• **TASK DESCRIPTION**
Scan the data below. Pull out each line where "trigger" occurs.

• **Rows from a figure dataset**
↓

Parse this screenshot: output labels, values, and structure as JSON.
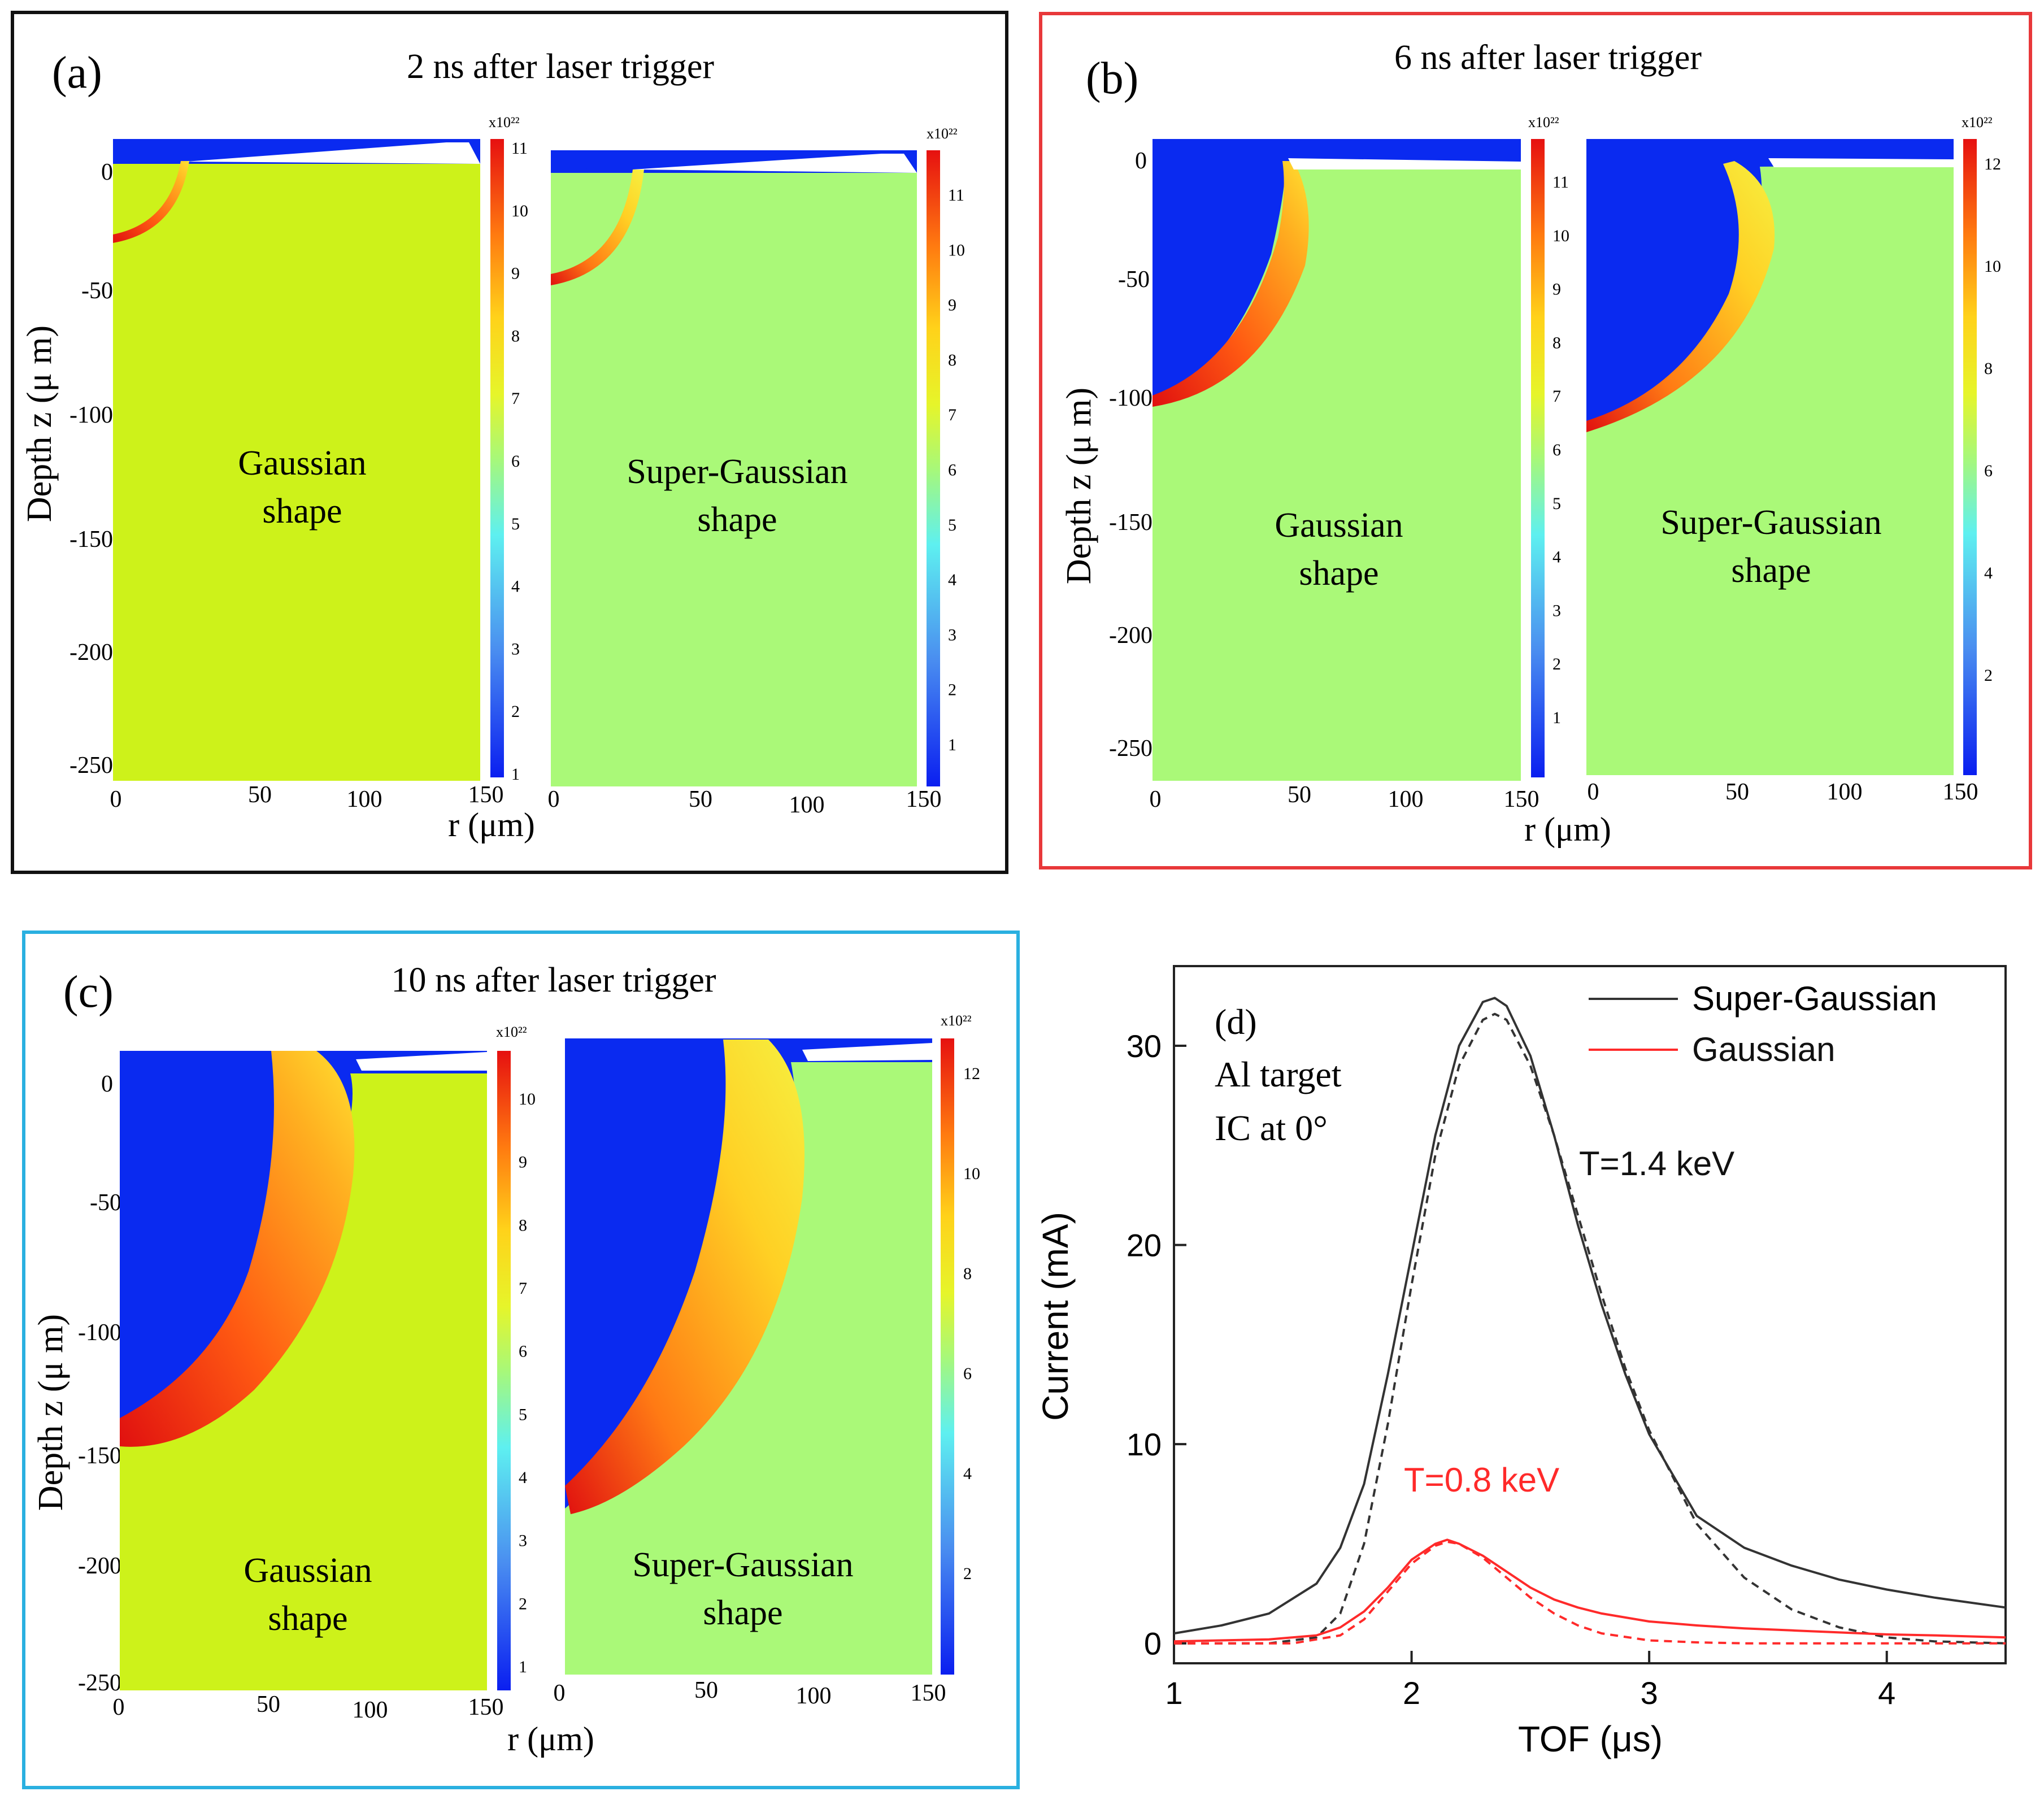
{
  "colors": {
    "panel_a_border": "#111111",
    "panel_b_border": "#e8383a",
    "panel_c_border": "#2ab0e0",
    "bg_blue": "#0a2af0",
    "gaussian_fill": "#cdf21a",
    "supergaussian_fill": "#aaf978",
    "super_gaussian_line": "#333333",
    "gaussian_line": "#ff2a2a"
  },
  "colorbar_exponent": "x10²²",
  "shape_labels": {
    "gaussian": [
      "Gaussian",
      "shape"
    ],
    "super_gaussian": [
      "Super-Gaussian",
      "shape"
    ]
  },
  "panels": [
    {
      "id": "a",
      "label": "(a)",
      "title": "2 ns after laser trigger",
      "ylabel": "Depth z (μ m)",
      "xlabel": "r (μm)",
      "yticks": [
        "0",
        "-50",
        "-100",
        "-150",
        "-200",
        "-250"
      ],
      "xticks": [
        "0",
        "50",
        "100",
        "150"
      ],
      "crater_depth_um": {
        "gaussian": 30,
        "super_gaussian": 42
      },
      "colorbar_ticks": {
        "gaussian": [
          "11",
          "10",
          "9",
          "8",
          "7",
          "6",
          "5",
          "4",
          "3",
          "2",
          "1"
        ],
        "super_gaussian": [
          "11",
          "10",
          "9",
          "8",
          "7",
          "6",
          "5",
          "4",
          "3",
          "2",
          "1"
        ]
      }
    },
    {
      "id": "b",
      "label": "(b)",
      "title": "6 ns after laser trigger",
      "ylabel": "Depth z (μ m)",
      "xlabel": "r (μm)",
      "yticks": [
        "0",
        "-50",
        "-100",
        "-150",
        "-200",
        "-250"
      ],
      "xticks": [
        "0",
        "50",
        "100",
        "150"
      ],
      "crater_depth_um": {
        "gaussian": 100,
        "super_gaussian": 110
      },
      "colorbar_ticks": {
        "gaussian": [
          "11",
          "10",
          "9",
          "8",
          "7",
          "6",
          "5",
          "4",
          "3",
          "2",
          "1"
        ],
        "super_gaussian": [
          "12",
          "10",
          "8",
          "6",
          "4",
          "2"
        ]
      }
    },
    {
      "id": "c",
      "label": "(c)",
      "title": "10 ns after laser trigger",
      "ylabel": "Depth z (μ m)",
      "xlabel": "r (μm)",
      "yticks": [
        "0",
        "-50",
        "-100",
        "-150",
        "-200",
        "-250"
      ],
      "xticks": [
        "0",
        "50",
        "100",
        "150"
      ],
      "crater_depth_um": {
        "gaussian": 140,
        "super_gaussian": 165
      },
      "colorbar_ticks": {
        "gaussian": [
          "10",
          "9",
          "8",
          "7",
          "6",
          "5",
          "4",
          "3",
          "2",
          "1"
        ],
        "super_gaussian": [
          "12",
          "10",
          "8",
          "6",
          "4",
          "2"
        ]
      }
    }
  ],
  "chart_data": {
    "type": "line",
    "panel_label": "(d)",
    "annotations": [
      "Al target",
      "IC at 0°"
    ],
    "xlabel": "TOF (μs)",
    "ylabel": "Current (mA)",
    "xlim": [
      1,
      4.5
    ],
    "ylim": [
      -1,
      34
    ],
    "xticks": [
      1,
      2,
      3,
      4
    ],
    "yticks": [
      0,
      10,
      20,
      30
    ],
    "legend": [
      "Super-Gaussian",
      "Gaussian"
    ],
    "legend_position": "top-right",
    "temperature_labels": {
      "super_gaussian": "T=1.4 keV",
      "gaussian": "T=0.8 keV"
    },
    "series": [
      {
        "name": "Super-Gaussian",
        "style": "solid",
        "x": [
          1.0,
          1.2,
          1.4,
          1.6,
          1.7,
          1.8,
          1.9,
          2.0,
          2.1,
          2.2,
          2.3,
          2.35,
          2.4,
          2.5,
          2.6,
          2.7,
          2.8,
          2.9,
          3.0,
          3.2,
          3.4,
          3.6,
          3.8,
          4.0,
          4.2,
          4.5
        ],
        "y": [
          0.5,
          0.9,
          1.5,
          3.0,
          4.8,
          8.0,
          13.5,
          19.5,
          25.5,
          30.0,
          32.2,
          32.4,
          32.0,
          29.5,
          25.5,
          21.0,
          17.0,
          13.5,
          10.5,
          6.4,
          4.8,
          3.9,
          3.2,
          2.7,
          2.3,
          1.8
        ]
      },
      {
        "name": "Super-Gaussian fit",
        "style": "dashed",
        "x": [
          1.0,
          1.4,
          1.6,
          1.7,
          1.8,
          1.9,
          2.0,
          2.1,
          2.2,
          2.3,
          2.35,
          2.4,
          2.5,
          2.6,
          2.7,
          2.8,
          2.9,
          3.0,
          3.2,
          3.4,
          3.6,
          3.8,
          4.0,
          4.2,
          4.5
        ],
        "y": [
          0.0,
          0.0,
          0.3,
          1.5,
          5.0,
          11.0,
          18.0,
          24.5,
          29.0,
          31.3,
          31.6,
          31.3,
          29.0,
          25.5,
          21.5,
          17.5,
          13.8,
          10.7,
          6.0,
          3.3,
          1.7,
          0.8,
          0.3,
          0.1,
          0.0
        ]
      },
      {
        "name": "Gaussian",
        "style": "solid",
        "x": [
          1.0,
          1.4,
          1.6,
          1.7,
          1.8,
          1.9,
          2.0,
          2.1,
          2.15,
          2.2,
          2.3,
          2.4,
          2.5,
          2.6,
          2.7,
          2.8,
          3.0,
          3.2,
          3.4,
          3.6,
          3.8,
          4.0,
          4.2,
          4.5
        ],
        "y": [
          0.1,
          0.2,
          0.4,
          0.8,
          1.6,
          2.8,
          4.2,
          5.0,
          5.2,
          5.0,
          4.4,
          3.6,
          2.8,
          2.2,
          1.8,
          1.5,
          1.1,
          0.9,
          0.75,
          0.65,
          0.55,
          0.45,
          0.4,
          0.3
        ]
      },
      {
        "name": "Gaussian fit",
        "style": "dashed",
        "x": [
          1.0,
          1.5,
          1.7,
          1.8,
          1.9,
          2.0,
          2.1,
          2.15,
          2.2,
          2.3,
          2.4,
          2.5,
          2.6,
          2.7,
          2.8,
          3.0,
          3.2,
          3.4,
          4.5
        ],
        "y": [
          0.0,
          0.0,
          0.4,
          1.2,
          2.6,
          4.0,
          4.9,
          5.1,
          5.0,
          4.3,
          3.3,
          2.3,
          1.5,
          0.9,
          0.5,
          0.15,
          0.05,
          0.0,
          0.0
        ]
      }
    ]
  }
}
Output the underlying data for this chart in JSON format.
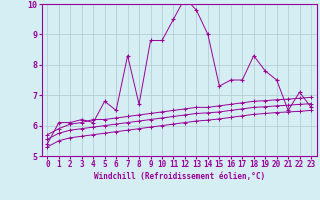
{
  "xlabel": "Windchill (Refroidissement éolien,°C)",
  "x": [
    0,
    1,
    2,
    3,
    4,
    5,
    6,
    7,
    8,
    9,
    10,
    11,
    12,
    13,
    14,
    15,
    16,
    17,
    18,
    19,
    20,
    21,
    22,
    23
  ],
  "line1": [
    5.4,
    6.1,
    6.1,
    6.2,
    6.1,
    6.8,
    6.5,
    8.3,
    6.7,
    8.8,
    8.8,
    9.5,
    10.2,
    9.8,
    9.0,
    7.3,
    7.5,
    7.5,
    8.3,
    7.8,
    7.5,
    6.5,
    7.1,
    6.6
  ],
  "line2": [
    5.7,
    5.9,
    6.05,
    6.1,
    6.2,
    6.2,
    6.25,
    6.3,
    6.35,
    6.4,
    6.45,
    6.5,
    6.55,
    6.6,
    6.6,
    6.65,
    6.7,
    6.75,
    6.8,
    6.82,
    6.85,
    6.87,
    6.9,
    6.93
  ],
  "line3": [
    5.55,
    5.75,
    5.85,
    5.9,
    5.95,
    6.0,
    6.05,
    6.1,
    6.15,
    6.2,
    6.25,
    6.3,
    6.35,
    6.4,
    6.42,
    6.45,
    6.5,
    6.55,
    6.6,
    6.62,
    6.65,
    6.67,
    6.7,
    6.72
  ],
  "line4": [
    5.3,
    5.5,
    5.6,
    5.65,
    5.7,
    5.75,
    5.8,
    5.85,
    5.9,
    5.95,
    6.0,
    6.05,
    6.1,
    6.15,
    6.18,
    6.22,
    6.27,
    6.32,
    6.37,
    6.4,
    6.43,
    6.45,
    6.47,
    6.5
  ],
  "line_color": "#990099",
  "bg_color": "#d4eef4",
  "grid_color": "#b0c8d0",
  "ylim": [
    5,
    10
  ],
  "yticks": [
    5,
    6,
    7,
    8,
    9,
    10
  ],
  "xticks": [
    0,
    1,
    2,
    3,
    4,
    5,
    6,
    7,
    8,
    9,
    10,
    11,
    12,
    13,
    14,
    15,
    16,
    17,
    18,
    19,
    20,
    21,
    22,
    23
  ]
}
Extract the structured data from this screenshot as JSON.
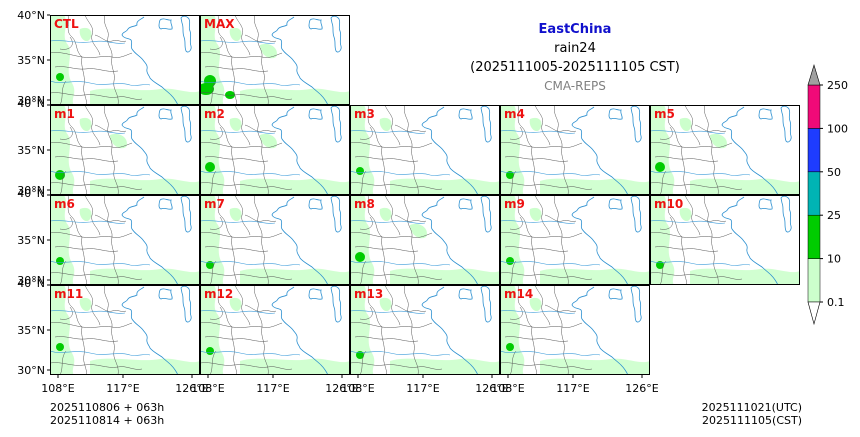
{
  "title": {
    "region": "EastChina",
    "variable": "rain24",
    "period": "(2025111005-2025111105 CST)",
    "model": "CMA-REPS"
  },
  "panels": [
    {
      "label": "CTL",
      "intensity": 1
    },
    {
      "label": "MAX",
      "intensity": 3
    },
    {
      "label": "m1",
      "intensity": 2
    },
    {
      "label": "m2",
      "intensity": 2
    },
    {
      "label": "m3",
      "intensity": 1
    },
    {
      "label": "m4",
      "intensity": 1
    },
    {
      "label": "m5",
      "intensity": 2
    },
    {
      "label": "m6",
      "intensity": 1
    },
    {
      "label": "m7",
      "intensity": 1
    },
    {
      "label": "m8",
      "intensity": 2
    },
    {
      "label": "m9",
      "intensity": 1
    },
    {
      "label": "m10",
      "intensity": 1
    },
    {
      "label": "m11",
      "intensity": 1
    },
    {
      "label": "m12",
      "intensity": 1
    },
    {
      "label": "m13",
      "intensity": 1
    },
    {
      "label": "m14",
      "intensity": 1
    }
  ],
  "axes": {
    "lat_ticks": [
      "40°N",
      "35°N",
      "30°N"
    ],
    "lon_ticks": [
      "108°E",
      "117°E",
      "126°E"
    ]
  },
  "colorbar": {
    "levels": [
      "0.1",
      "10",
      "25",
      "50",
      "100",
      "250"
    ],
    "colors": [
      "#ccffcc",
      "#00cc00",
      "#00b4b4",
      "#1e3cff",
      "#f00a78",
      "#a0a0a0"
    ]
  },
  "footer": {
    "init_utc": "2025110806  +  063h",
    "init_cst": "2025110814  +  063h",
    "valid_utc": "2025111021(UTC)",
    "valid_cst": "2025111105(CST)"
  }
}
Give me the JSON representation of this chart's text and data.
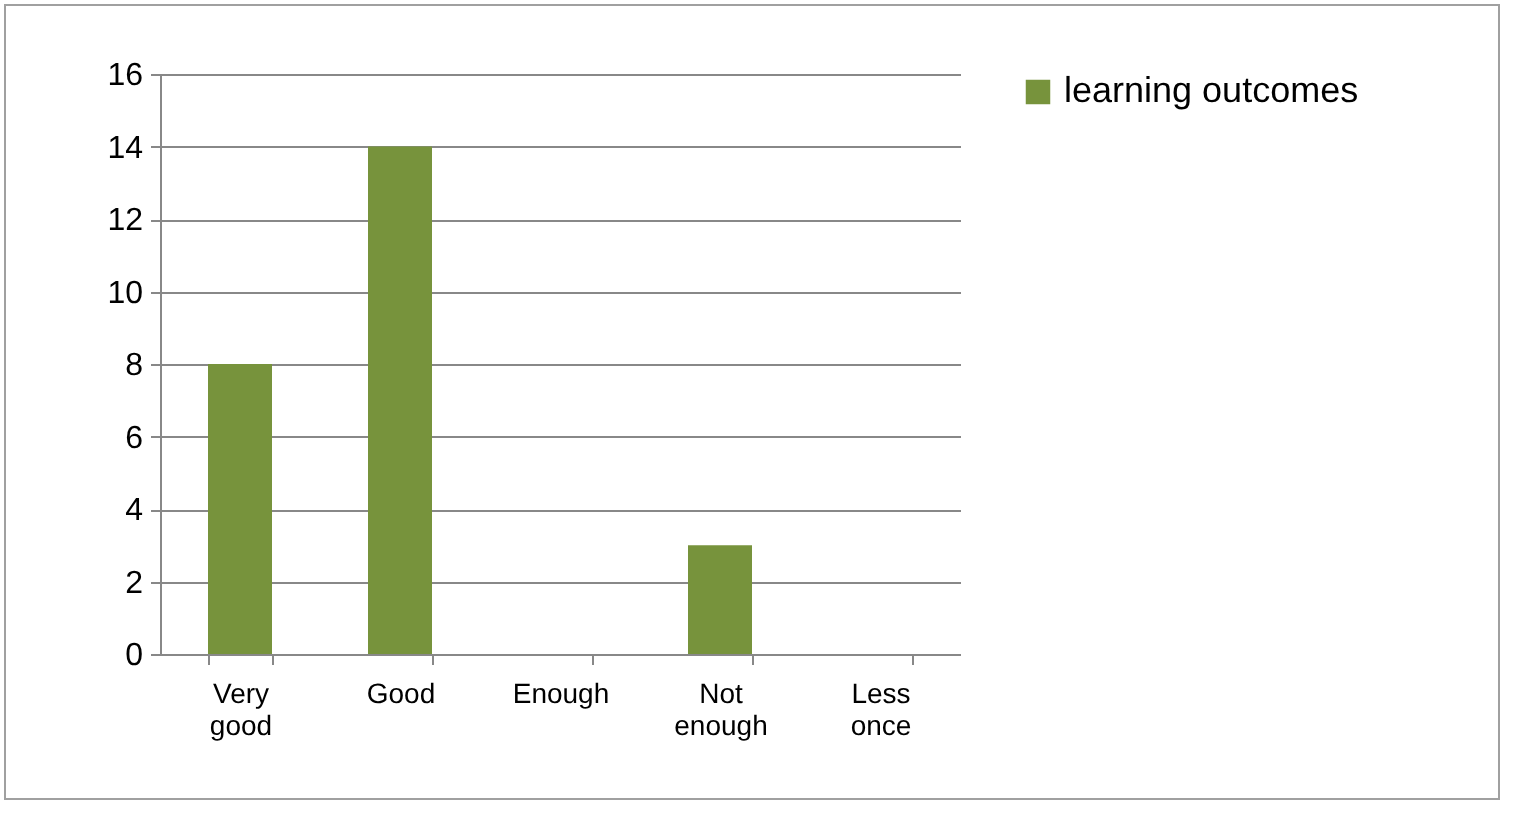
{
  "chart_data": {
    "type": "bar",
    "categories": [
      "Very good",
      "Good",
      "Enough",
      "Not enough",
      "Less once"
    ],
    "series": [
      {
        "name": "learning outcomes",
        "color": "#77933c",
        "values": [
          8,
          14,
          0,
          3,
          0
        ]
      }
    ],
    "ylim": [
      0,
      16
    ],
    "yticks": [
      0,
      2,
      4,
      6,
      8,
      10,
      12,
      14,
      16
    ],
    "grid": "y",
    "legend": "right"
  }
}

↑

• **SOLUTION**
      "title": "2 ns after laser trigger",
      "title": "6 ns after laser trigger",
      "title": "10 ns after laser trigger",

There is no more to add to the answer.